GOAL: Copy each entry as it stands, leaving nothing out.

******

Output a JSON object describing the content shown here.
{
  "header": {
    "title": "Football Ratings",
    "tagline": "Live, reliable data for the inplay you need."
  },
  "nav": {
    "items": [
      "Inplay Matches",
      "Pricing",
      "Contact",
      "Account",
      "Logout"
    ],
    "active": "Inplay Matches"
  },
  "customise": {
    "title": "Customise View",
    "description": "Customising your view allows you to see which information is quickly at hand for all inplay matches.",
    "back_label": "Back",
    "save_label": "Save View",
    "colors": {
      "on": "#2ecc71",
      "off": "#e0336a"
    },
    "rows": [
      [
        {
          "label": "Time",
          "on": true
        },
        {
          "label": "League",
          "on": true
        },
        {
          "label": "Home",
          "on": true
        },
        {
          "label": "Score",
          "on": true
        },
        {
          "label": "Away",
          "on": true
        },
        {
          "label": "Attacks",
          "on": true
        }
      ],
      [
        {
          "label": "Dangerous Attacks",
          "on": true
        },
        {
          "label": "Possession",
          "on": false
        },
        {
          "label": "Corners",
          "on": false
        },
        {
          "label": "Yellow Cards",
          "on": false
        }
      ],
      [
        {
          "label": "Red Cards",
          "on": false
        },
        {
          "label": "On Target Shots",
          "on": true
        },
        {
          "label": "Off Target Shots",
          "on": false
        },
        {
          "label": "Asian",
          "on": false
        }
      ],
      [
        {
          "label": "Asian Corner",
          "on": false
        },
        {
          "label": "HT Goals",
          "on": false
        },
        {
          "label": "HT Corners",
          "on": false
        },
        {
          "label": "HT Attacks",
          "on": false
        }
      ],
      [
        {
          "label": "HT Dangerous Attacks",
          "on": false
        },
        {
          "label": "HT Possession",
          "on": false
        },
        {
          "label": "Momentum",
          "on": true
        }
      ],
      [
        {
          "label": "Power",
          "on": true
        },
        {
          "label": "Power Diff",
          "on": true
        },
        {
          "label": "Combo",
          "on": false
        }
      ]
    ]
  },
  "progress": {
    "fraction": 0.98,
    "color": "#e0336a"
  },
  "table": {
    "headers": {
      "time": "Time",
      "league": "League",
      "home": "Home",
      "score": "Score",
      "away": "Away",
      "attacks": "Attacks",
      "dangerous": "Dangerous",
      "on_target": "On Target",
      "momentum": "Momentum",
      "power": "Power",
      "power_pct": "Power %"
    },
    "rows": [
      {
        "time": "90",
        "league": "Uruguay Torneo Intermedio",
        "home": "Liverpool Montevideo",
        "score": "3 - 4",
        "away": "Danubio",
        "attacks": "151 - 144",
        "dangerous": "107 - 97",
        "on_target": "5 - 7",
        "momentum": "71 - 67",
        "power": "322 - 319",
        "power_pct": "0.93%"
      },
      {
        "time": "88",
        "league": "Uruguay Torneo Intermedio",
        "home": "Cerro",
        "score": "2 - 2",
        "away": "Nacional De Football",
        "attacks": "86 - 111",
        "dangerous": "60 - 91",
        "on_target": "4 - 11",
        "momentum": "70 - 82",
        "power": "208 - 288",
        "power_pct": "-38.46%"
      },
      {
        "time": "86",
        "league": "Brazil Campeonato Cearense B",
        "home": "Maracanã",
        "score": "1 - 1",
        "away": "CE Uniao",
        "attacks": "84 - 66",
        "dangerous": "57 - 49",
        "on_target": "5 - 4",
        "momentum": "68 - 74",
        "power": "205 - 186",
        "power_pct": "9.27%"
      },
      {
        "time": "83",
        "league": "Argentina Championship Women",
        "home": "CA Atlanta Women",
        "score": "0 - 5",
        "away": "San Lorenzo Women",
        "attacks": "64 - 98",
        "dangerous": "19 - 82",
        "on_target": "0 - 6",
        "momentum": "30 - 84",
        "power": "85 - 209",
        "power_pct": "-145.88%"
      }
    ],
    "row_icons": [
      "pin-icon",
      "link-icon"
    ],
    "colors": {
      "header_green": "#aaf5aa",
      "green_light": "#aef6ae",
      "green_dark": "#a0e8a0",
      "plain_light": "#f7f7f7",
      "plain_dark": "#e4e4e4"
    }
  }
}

******

ANSWER TO THIS EXERCISE:
Output a JSON object describing the content shown here.
{
  "header": {
    "title": "Football Ratings",
    "tagline": "Live, reliable data for the inplay you need."
  },
  "nav": {
    "items": [
      "Inplay Matches",
      "Pricing",
      "Contact",
      "Account",
      "Logout"
    ],
    "active": "Inplay Matches"
  },
  "customise": {
    "title": "Customise View",
    "description": "Customising your view allows you to see which information is quickly at hand for all inplay matches.",
    "back_label": "Back",
    "save_label": "Save View",
    "colors": {
      "on": "#2ecc71",
      "off": "#e0336a"
    },
    "rows": [
      [
        {
          "label": "Time",
          "on": true
        },
        {
          "label": "League",
          "on": true
        },
        {
          "label": "Home",
          "on": true
        },
        {
          "label": "Score",
          "on": true
        },
        {
          "label": "Away",
          "on": true
        },
        {
          "label": "Attacks",
          "on": true
        }
      ],
      [
        {
          "label": "Dangerous Attacks",
          "on": true
        },
        {
          "label": "Possession",
          "on": false
        },
        {
          "label": "Corners",
          "on": false
        },
        {
          "label": "Yellow Cards",
          "on": false
        }
      ],
      [
        {
          "label": "Red Cards",
          "on": false
        },
        {
          "label": "On Target Shots",
          "on": true
        },
        {
          "label": "Off Target Shots",
          "on": false
        },
        {
          "label": "Asian",
          "on": false
        }
      ],
      [
        {
          "label": "Asian Corner",
          "on": false
        },
        {
          "label": "HT Goals",
          "on": false
        },
        {
          "label": "HT Corners",
          "on": false
        },
        {
          "label": "HT Attacks",
          "on": false
        }
      ],
      [
        {
          "label": "HT Dangerous Attacks",
          "on": false
        },
        {
          "label": "HT Possession",
          "on": false
        },
        {
          "label": "Momentum",
          "on": true
        }
      ],
      [
        {
          "label": "Power",
          "on": true
        },
        {
          "label": "Power Diff",
          "on": true
        },
        {
          "label": "Combo",
          "on": false
        }
      ]
    ]
  },
  "progress": {
    "fraction": 0.98,
    "color": "#e0336a"
  },
  "table": {
    "headers": {
      "time": "Time",
      "league": "League",
      "home": "Home",
      "score": "Score",
      "away": "Away",
      "attacks": "Attacks",
      "dangerous": "Dangerous",
      "on_target": "On Target",
      "momentum": "Momentum",
      "power": "Power",
      "power_pct": "Power %"
    },
    "rows": [
      {
        "time": "90",
        "league": "Uruguay Torneo Intermedio",
        "home": "Liverpool Montevideo",
        "score": "3 - 4",
        "away": "Danubio",
        "attacks": "151 - 144",
        "dangerous": "107 - 97",
        "on_target": "5 - 7",
        "momentum": "71 - 67",
        "power": "322 - 319",
        "power_pct": "0.93%"
      },
      {
        "time": "88",
        "league": "Uruguay Torneo Intermedio",
        "home": "Cerro",
        "score": "2 - 2",
        "away": "Nacional De Football",
        "attacks": "86 - 111",
        "dangerous": "60 - 91",
        "on_target": "4 - 11",
        "momentum": "70 - 82",
        "power": "208 - 288",
        "power_pct": "-38.46%"
      },
      {
        "time": "86",
        "league": "Brazil Campeonato Cearense B",
        "home": "Maracanã",
        "score": "1 - 1",
        "away": "CE Uniao",
        "attacks": "84 - 66",
        "dangerous": "57 - 49",
        "on_target": "5 - 4",
        "momentum": "68 - 74",
        "power": "205 - 186",
        "power_pct": "9.27%"
      },
      {
        "time": "83",
        "league": "Argentina Championship Women",
        "home": "CA Atlanta Women",
        "score": "0 - 5",
        "away": "San Lorenzo Women",
        "attacks": "64 - 98",
        "dangerous": "19 - 82",
        "on_target": "0 - 6",
        "momentum": "30 - 84",
        "power": "85 - 209",
        "power_pct": "-145.88%"
      }
    ],
    "row_icons": [
      "pin-icon",
      "link-icon"
    ],
    "colors": {
      "header_green": "#aaf5aa",
      "green_light": "#aef6ae",
      "green_dark": "#a0e8a0",
      "plain_light": "#f7f7f7",
      "plain_dark": "#e4e4e4"
    }
  }
}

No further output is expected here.